→ **Problem statement**
Return each line of the data below verbatim; pictures are to be left out.

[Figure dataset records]
************

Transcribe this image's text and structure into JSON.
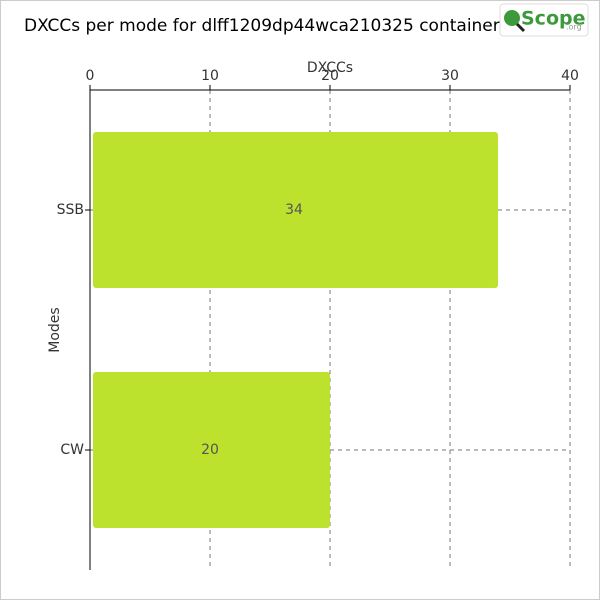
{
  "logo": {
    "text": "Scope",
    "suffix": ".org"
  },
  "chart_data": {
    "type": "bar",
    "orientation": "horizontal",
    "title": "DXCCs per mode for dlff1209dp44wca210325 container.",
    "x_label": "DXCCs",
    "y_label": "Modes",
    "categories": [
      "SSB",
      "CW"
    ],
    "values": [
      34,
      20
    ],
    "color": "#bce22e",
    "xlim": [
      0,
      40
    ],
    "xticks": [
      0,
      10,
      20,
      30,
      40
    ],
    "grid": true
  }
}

************

→ **In response**
Transcribe this image's text and structure into JSON.
{
  "logo": {
    "text": "Scope",
    "suffix": ".org"
  },
  "chart_data": {
    "type": "bar",
    "orientation": "horizontal",
    "title": "DXCCs per mode for dlff1209dp44wca210325 container.",
    "x_label": "DXCCs",
    "y_label": "Modes",
    "categories": [
      "SSB",
      "CW"
    ],
    "values": [
      34,
      20
    ],
    "color": "#bce22e",
    "xlim": [
      0,
      40
    ],
    "xticks": [
      0,
      10,
      20,
      30,
      40
    ],
    "grid": true
  }
}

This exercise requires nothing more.